§ **Exercise goal**
Reproduce all entries precisely, down to the last character.

*** Stored rows

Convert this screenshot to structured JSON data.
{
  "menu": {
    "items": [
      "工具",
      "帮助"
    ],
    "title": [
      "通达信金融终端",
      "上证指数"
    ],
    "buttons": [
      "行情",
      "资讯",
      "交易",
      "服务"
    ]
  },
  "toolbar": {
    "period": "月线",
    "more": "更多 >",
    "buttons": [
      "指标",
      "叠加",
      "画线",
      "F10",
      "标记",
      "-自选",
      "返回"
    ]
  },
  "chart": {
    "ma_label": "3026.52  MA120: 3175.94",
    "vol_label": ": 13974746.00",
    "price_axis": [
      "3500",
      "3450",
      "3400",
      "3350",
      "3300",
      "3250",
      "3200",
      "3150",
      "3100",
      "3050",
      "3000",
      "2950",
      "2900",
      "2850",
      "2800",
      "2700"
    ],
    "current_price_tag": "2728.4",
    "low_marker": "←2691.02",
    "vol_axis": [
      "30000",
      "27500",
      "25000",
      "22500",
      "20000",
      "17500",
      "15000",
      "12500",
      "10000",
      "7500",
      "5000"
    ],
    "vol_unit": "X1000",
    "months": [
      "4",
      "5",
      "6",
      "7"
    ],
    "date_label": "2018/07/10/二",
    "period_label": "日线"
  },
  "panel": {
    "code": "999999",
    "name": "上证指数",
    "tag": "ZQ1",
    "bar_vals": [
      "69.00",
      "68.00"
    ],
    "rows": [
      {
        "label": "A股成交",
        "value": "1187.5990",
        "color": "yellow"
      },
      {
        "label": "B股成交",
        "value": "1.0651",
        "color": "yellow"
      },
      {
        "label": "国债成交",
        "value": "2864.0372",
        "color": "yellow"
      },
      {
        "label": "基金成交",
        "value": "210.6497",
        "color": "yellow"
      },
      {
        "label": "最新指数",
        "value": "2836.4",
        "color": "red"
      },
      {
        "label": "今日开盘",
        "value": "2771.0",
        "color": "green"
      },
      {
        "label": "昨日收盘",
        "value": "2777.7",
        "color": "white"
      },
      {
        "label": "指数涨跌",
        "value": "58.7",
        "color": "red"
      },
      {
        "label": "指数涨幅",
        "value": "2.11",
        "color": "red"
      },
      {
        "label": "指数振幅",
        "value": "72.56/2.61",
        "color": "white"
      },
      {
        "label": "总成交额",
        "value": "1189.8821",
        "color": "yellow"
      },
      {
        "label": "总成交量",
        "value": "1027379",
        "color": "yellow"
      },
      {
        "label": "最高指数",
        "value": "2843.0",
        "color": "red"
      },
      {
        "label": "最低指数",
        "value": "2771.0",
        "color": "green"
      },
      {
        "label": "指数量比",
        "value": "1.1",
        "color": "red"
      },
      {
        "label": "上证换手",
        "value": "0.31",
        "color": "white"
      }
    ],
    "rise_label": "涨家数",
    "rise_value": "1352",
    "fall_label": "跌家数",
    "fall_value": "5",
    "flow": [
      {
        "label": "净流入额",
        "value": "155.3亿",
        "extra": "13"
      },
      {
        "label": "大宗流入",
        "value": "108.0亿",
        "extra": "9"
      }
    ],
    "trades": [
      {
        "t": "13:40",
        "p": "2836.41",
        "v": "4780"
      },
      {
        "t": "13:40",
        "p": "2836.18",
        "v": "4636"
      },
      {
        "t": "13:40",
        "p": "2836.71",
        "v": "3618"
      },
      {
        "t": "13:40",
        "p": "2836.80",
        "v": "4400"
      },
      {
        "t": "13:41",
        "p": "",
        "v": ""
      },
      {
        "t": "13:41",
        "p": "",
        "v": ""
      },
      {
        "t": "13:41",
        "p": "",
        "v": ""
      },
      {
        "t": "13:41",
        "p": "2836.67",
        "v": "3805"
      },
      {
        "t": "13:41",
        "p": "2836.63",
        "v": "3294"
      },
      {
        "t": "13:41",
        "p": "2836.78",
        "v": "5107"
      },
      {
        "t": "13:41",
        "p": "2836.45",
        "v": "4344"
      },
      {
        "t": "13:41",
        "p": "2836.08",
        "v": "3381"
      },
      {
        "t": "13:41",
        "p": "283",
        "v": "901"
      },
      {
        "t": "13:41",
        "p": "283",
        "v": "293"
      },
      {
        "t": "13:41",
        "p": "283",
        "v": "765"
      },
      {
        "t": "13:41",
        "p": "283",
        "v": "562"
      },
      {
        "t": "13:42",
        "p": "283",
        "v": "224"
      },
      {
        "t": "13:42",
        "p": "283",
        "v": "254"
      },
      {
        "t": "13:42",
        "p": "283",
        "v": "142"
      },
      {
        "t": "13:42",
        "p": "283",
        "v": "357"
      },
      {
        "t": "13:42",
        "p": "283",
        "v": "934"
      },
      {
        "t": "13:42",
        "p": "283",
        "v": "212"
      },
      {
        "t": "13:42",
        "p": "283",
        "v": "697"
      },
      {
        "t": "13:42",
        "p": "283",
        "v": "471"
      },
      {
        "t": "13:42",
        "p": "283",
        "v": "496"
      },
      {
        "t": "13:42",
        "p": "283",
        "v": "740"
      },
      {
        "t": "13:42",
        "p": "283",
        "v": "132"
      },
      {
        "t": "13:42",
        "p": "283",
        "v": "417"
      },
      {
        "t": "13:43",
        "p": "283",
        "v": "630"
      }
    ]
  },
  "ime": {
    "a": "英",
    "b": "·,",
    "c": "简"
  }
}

******

§ **Task result**
Convert this screenshot to structured JSON data.
{
  "menu": {
    "items": [
      "工具",
      "帮助"
    ],
    "title": [
      "通达信金融终端",
      "上证指数"
    ],
    "buttons": [
      "行情",
      "资讯",
      "交易",
      "服务"
    ]
  },
  "toolbar": {
    "period": "月线",
    "more": "更多 >",
    "buttons": [
      "指标",
      "叠加",
      "画线",
      "F10",
      "标记",
      "-自选",
      "返回"
    ]
  },
  "chart": {
    "ma_label": "3026.52  MA120: 3175.94",
    "vol_label": ": 13974746.00",
    "price_axis": [
      "3500",
      "3450",
      "3400",
      "3350",
      "3300",
      "3250",
      "3200",
      "3150",
      "3100",
      "3050",
      "3000",
      "2950",
      "2900",
      "2850",
      "2800",
      "2700"
    ],
    "current_price_tag": "2728.4",
    "low_marker": "←2691.02",
    "vol_axis": [
      "30000",
      "27500",
      "25000",
      "22500",
      "20000",
      "17500",
      "15000",
      "12500",
      "10000",
      "7500",
      "5000"
    ],
    "vol_unit": "X1000",
    "months": [
      "4",
      "5",
      "6",
      "7"
    ],
    "date_label": "2018/07/10/二",
    "period_label": "日线"
  },
  "panel": {
    "code": "999999",
    "name": "上证指数",
    "tag": "ZQ1",
    "bar_vals": [
      "69.00",
      "68.00"
    ],
    "rows": [
      {
        "label": "A股成交",
        "value": "1187.5990",
        "color": "yellow"
      },
      {
        "label": "B股成交",
        "value": "1.0651",
        "color": "yellow"
      },
      {
        "label": "国债成交",
        "value": "2864.0372",
        "color": "yellow"
      },
      {
        "label": "基金成交",
        "value": "210.6497",
        "color": "yellow"
      },
      {
        "label": "最新指数",
        "value": "2836.4",
        "color": "red"
      },
      {
        "label": "今日开盘",
        "value": "2771.0",
        "color": "green"
      },
      {
        "label": "昨日收盘",
        "value": "2777.7",
        "color": "white"
      },
      {
        "label": "指数涨跌",
        "value": "58.7",
        "color": "red"
      },
      {
        "label": "指数涨幅",
        "value": "2.11",
        "color": "red"
      },
      {
        "label": "指数振幅",
        "value": "72.56/2.61",
        "color": "white"
      },
      {
        "label": "总成交额",
        "value": "1189.8821",
        "color": "yellow"
      },
      {
        "label": "总成交量",
        "value": "1027379",
        "color": "yellow"
      },
      {
        "label": "最高指数",
        "value": "2843.0",
        "color": "red"
      },
      {
        "label": "最低指数",
        "value": "2771.0",
        "color": "green"
      },
      {
        "label": "指数量比",
        "value": "1.1",
        "color": "red"
      },
      {
        "label": "上证换手",
        "value": "0.31",
        "color": "white"
      }
    ],
    "rise_label": "涨家数",
    "rise_value": "1352",
    "fall_label": "跌家数",
    "fall_value": "5",
    "flow": [
      {
        "label": "净流入额",
        "value": "155.3亿",
        "extra": "13"
      },
      {
        "label": "大宗流入",
        "value": "108.0亿",
        "extra": "9"
      }
    ],
    "trades": [
      {
        "t": "13:40",
        "p": "2836.41",
        "v": "4780"
      },
      {
        "t": "13:40",
        "p": "2836.18",
        "v": "4636"
      },
      {
        "t": "13:40",
        "p": "2836.71",
        "v": "3618"
      },
      {
        "t": "13:40",
        "p": "2836.80",
        "v": "4400"
      },
      {
        "t": "13:41",
        "p": "",
        "v": ""
      },
      {
        "t": "13:41",
        "p": "",
        "v": ""
      },
      {
        "t": "13:41",
        "p": "",
        "v": ""
      },
      {
        "t": "13:41",
        "p": "2836.67",
        "v": "3805"
      },
      {
        "t": "13:41",
        "p": "2836.63",
        "v": "3294"
      },
      {
        "t": "13:41",
        "p": "2836.78",
        "v": "5107"
      },
      {
        "t": "13:41",
        "p": "2836.45",
        "v": "4344"
      },
      {
        "t": "13:41",
        "p": "2836.08",
        "v": "3381"
      },
      {
        "t": "13:41",
        "p": "283",
        "v": "901"
      },
      {
        "t": "13:41",
        "p": "283",
        "v": "293"
      },
      {
        "t": "13:41",
        "p": "283",
        "v": "765"
      },
      {
        "t": "13:41",
        "p": "283",
        "v": "562"
      },
      {
        "t": "13:42",
        "p": "283",
        "v": "224"
      },
      {
        "t": "13:42",
        "p": "283",
        "v": "254"
      },
      {
        "t": "13:42",
        "p": "283",
        "v": "142"
      },
      {
        "t": "13:42",
        "p": "283",
        "v": "357"
      },
      {
        "t": "13:42",
        "p": "283",
        "v": "934"
      },
      {
        "t": "13:42",
        "p": "283",
        "v": "212"
      },
      {
        "t": "13:42",
        "p": "283",
        "v": "697"
      },
      {
        "t": "13:42",
        "p": "283",
        "v": "471"
      },
      {
        "t": "13:42",
        "p": "283",
        "v": "496"
      },
      {
        "t": "13:42",
        "p": "283",
        "v": "740"
      },
      {
        "t": "13:42",
        "p": "283",
        "v": "132"
      },
      {
        "t": "13:42",
        "p": "283",
        "v": "417"
      },
      {
        "t": "13:43",
        "p": "283",
        "v": "630"
      }
    ]
  },
  "ime": {
    "a": "英",
    "b": "·,",
    "c": "简"
  }
}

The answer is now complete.